- EXERCISE BRIEF
Pictures in the listing should not be copied. Reproduce, word for word, each line from the one holding "Extract the structured" through the final line.

- GIVEN DATA

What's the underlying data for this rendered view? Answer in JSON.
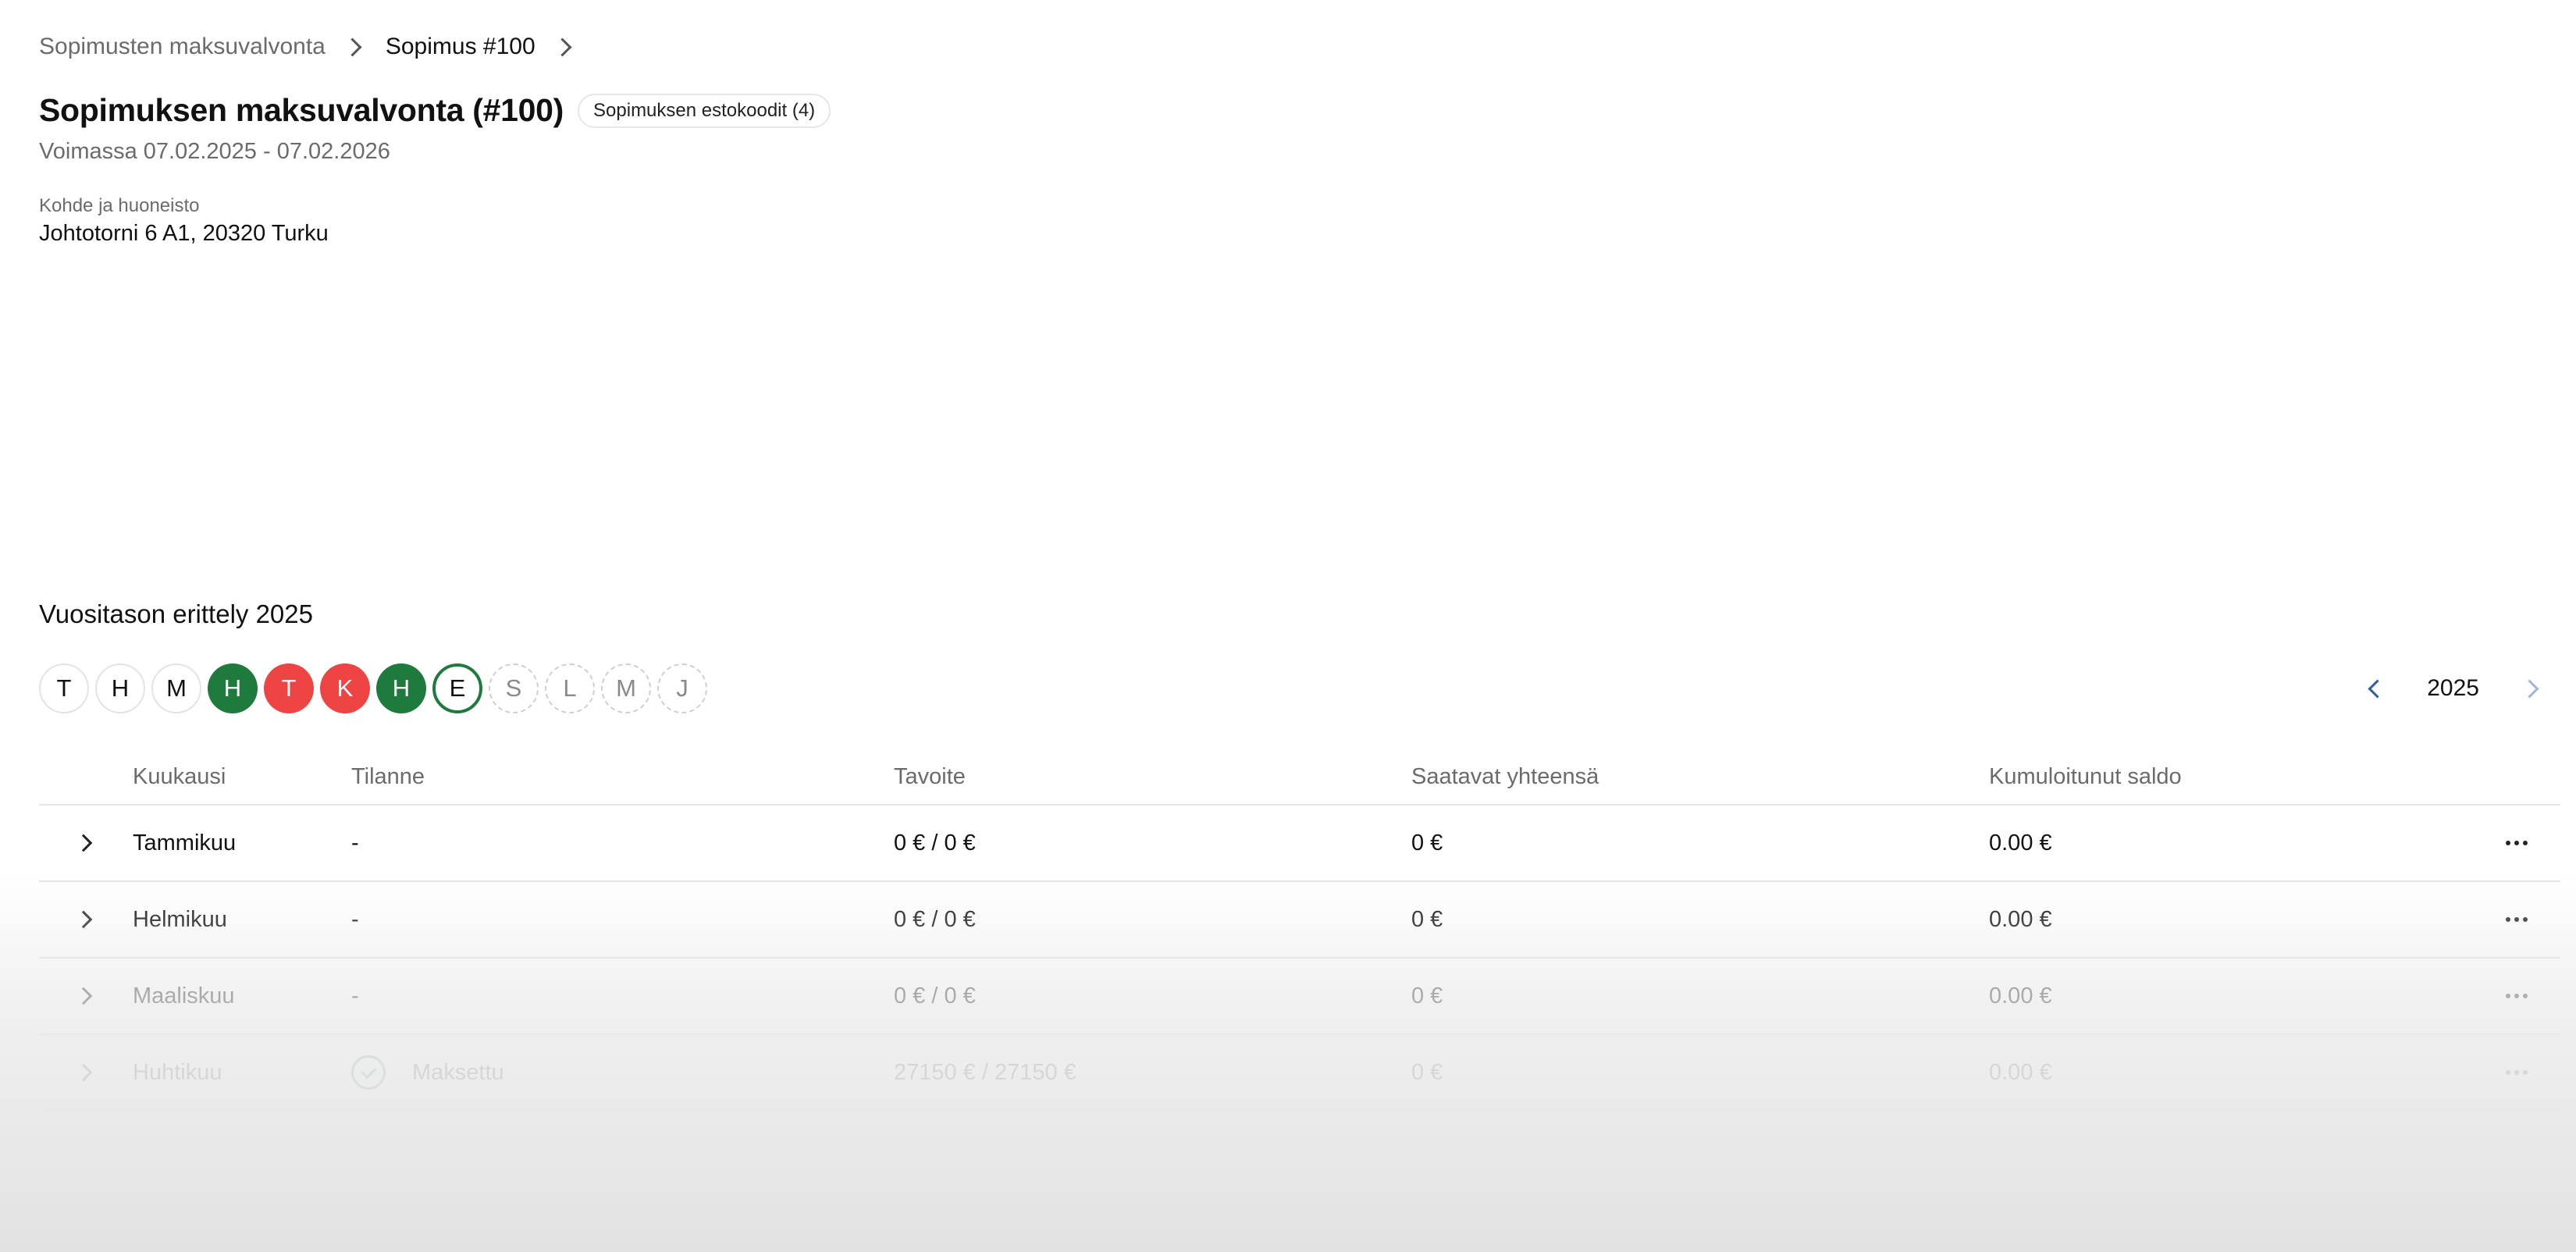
{
  "breadcrumb": {
    "items": [
      {
        "label": "Sopimusten maksuvalvonta"
      },
      {
        "label": "Sopimus #100"
      }
    ]
  },
  "header": {
    "title": "Sopimuksen maksuvalvonta (#100)",
    "chip_label": "Sopimuksen estokoodit (4)",
    "validity": "Voimassa 07.02.2025 - 07.02.2026",
    "property_label": "Kohde ja huoneisto",
    "property_value": "Johtotorni 6 A1, 20320 Turku"
  },
  "year_section": {
    "title": "Vuositason erittely 2025",
    "year": "2025",
    "months": [
      {
        "letter": "T",
        "state": "plain"
      },
      {
        "letter": "H",
        "state": "plain"
      },
      {
        "letter": "M",
        "state": "plain"
      },
      {
        "letter": "H",
        "state": "paid"
      },
      {
        "letter": "T",
        "state": "late"
      },
      {
        "letter": "K",
        "state": "late"
      },
      {
        "letter": "H",
        "state": "paid"
      },
      {
        "letter": "E",
        "state": "current"
      },
      {
        "letter": "S",
        "state": "future"
      },
      {
        "letter": "L",
        "state": "future"
      },
      {
        "letter": "M",
        "state": "future"
      },
      {
        "letter": "J",
        "state": "future"
      }
    ],
    "colors": {
      "paid": "#1f7a3d",
      "late": "#ef4444"
    }
  },
  "table": {
    "headers": {
      "month": "Kuukausi",
      "status": "Tilanne",
      "target": "Tavoite",
      "due": "Saatavat yhteensä",
      "balance": "Kumuloitunut saldo"
    },
    "rows": [
      {
        "month": "Tammikuu",
        "status": "-",
        "target": "0 € / 0 €",
        "due": "0 €",
        "balance": "0.00 €"
      },
      {
        "month": "Helmikuu",
        "status": "-",
        "target": "0 € / 0 €",
        "due": "0 €",
        "balance": "0.00 €"
      },
      {
        "month": "Maaliskuu",
        "status": "-",
        "target": "0 € / 0 €",
        "due": "0 €",
        "balance": "0.00 €"
      },
      {
        "month": "Huhtikuu",
        "status": "Maksettu",
        "status_icon": "check-circle-icon",
        "target": "27150 € / 27150 €",
        "due": "0 €",
        "balance": "0.00 €"
      }
    ]
  }
}
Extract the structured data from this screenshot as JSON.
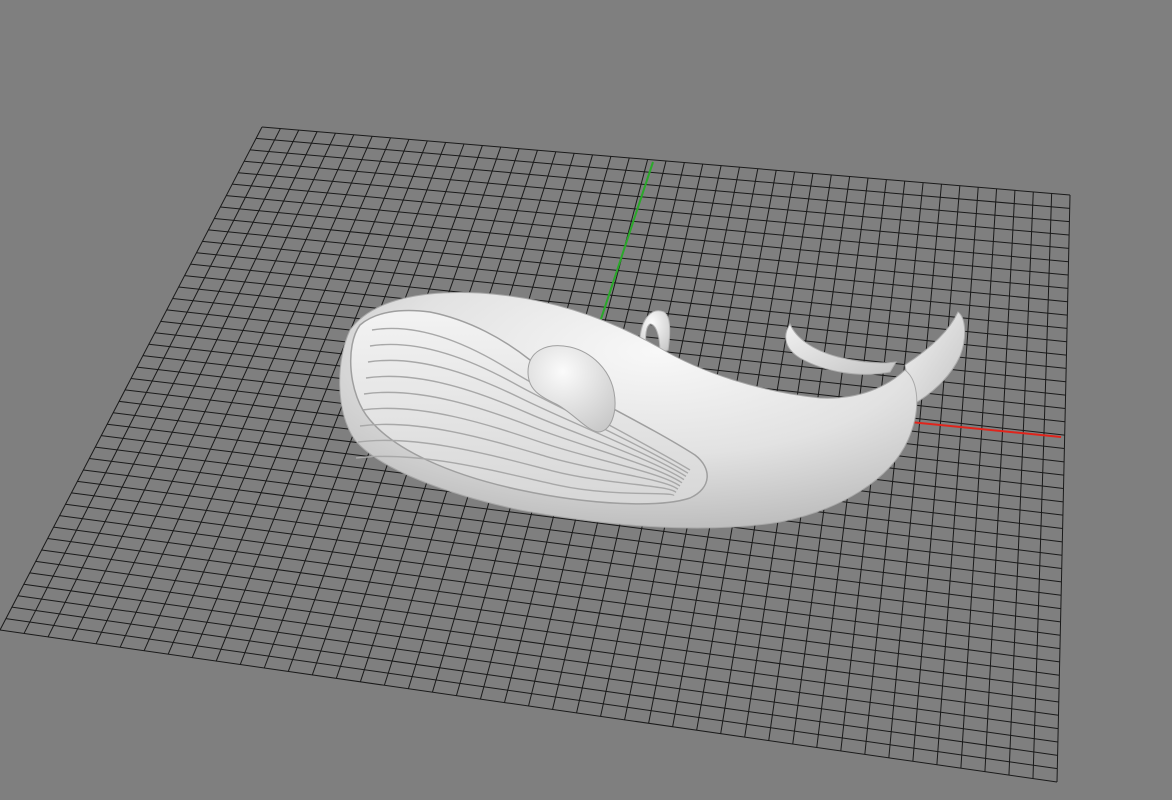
{
  "viewport": {
    "background_color": "#7f7f7f",
    "grid_line_color": "#1a1a1a",
    "grid_divisions": 44,
    "x_axis_color": "#e0251c",
    "y_axis_color": "#2aa82a",
    "model": {
      "name": "whale",
      "surface_color": "#e9e9e9",
      "shading": "smooth"
    }
  }
}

- OUTPUT
Extract the structured data from this screenshot as JSON.
{
  "viewport": {
    "background_color": "#7f7f7f",
    "grid_line_color": "#1a1a1a",
    "grid_divisions": 44,
    "x_axis_color": "#e0251c",
    "y_axis_color": "#2aa82a",
    "model": {
      "name": "whale",
      "surface_color": "#e9e9e9",
      "shading": "smooth"
    }
  }
}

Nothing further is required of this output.